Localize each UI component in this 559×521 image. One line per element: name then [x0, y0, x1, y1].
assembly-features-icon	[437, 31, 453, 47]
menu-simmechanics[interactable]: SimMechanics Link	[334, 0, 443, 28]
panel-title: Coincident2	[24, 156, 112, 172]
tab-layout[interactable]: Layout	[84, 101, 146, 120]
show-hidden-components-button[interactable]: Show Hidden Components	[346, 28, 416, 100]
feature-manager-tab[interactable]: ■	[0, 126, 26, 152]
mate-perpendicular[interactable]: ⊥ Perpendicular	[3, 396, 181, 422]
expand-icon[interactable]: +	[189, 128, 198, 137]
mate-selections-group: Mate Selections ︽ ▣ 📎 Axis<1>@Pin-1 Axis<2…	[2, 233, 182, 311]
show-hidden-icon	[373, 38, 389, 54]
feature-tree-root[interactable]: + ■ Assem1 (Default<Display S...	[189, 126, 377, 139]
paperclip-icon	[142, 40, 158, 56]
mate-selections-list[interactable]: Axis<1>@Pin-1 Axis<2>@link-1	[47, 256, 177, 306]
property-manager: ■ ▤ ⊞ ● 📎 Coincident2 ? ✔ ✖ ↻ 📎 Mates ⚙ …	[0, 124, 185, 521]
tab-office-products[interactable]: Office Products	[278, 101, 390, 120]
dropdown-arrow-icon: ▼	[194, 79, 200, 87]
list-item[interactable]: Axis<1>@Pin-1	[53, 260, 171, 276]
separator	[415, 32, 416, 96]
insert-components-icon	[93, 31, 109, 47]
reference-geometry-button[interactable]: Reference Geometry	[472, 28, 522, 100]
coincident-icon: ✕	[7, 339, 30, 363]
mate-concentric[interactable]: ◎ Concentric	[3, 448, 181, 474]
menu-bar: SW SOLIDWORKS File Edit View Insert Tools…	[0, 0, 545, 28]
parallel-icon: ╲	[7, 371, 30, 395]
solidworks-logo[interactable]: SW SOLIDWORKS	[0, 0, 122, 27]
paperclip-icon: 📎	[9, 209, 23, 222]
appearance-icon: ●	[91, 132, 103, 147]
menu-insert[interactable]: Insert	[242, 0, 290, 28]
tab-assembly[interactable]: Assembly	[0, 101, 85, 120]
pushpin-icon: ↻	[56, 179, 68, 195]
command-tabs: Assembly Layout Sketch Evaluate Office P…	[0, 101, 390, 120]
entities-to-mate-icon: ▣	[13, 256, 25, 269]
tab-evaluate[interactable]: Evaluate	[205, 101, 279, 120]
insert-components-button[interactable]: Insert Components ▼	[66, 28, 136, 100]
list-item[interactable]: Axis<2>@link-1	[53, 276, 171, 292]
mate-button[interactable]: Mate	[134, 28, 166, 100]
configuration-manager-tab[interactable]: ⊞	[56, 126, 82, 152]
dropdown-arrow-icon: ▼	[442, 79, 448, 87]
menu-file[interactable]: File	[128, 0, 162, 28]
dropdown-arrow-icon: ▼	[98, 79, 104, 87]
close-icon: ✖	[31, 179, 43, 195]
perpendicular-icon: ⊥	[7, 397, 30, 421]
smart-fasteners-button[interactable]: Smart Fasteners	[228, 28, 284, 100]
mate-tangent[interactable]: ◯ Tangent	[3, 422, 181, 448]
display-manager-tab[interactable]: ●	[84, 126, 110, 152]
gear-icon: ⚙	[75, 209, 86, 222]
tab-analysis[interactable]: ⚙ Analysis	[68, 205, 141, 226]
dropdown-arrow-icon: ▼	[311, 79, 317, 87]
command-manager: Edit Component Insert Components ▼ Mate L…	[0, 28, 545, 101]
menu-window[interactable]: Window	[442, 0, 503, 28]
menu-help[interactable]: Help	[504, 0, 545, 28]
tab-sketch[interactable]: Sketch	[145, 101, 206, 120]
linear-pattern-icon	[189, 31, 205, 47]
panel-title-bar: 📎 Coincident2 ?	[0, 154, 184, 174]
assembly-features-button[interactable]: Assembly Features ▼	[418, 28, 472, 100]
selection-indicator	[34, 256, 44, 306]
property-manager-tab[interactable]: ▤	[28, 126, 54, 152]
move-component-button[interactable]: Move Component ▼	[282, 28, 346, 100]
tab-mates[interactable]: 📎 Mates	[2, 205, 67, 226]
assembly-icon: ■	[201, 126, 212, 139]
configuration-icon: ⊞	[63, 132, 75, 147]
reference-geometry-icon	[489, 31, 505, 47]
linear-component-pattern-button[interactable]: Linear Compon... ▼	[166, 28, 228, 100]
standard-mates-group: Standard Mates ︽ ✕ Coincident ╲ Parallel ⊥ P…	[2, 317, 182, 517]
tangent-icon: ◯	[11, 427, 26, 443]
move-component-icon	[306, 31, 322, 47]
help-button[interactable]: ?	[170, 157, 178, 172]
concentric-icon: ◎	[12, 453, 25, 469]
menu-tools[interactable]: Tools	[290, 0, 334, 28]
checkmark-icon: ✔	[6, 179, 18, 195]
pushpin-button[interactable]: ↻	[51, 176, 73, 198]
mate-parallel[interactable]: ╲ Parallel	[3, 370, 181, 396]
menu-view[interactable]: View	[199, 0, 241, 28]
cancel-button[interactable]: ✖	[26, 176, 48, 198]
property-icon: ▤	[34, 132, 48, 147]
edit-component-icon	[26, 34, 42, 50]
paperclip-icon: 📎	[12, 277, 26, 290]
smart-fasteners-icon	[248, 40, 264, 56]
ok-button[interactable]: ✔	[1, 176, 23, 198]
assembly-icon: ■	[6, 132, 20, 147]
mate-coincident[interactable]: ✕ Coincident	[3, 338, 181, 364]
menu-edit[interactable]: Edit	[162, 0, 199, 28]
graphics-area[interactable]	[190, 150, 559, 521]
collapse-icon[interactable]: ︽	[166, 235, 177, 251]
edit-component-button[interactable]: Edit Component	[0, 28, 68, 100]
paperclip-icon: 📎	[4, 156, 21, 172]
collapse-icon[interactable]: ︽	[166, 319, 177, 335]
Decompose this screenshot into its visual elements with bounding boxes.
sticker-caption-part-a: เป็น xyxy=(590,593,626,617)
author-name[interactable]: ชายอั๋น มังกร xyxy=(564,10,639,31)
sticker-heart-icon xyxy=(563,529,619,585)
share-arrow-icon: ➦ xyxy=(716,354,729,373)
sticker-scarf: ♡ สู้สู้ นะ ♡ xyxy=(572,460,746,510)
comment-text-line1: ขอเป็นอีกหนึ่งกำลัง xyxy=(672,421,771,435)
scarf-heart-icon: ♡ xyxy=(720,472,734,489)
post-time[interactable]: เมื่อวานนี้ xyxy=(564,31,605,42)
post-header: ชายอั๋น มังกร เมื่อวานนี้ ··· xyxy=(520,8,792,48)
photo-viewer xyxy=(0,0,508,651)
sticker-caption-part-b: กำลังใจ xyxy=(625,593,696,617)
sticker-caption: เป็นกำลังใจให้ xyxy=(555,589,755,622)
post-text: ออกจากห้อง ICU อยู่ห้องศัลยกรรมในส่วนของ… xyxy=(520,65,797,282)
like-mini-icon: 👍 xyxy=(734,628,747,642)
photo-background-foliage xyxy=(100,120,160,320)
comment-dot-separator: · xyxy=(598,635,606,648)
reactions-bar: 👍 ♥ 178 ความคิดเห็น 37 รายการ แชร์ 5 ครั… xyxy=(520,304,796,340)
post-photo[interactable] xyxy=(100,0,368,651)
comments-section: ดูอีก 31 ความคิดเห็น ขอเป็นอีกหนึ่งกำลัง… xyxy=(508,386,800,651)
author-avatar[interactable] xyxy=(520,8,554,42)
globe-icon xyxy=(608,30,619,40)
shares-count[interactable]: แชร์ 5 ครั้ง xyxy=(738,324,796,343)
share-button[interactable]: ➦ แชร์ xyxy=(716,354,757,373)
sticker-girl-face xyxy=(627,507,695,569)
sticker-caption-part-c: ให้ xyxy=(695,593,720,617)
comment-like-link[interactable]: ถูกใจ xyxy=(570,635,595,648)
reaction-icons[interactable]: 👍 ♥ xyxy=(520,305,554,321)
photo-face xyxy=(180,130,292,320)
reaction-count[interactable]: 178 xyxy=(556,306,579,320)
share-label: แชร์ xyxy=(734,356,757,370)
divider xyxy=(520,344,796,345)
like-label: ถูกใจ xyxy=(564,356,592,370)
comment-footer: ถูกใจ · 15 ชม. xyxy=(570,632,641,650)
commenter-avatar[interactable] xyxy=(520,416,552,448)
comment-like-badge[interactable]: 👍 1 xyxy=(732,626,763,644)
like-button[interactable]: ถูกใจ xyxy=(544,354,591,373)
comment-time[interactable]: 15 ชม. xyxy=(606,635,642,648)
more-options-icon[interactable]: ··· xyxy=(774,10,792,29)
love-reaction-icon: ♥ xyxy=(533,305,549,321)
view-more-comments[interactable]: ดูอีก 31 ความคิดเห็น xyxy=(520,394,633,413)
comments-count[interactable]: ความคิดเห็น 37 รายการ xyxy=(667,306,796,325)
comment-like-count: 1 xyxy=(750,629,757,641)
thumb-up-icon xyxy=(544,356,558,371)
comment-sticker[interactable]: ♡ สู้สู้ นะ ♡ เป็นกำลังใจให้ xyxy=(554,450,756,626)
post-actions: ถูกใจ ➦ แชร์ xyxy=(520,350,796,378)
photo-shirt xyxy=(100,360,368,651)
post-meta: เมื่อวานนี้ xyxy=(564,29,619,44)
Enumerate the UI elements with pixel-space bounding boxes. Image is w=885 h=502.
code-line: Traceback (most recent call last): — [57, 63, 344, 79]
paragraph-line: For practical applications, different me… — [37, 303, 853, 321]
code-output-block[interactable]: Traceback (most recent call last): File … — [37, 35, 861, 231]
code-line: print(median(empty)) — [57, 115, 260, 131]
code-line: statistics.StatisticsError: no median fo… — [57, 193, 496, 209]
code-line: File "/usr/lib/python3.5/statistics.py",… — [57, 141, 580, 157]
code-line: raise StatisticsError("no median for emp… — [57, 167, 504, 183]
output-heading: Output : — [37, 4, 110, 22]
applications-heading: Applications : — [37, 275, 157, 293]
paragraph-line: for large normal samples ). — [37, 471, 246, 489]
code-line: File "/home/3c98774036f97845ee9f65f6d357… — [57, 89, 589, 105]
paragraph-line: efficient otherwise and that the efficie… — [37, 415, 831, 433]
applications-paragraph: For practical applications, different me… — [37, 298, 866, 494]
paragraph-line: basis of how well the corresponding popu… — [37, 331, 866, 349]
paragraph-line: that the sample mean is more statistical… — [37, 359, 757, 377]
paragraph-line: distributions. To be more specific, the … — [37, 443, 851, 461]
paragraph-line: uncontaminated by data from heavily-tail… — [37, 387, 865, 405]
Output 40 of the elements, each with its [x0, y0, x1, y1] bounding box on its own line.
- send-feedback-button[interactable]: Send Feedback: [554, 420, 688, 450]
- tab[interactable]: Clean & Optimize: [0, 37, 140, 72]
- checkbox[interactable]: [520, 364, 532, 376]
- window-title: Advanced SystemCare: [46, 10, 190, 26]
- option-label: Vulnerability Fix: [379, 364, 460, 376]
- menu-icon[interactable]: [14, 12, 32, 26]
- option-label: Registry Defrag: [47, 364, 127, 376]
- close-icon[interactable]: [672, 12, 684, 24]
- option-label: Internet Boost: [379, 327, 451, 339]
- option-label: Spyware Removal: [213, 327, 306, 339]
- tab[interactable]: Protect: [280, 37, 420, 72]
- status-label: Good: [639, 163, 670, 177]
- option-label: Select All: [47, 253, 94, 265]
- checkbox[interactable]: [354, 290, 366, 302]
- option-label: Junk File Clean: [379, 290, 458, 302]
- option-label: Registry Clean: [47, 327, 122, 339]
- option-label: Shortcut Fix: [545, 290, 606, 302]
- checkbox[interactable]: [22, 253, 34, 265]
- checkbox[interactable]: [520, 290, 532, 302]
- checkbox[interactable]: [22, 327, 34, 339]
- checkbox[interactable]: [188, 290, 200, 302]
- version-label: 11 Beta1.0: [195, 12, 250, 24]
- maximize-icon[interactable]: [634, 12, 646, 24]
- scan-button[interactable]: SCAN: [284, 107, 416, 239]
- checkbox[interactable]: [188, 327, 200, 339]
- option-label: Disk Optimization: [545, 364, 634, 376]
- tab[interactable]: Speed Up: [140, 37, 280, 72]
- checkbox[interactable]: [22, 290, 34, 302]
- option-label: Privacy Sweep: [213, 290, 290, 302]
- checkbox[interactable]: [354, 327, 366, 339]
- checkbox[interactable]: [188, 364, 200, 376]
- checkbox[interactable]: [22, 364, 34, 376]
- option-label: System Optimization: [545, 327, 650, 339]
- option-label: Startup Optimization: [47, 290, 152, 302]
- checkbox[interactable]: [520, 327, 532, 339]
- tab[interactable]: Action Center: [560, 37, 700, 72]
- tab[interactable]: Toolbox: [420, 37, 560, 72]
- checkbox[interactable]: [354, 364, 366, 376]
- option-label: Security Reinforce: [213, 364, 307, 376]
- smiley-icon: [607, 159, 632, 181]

* DO THIS *
Write out the lines from the very first one through the line that contains "38, 389, 54]", inclusive, reproducing each without any change.

* RESPONSE TO THIS EXERCISE *
Localize each UI component in this 559×521 image. One line per element: name then [x0, y0, x1, y1].
assembly-features-icon	[437, 31, 453, 47]
menu-simmechanics[interactable]: SimMechanics Link	[334, 0, 443, 28]
panel-title: Coincident2	[24, 156, 112, 172]
tab-layout[interactable]: Layout	[84, 101, 146, 120]
show-hidden-components-button[interactable]: Show Hidden Components	[346, 28, 416, 100]
feature-manager-tab[interactable]: ■	[0, 126, 26, 152]
mate-perpendicular[interactable]: ⊥ Perpendicular	[3, 396, 181, 422]
expand-icon[interactable]: +	[189, 128, 198, 137]
mate-selections-group: Mate Selections ︽ ▣ 📎 Axis<1>@Pin-1 Axis<2…	[2, 233, 182, 311]
show-hidden-icon	[373, 38, 389, 54]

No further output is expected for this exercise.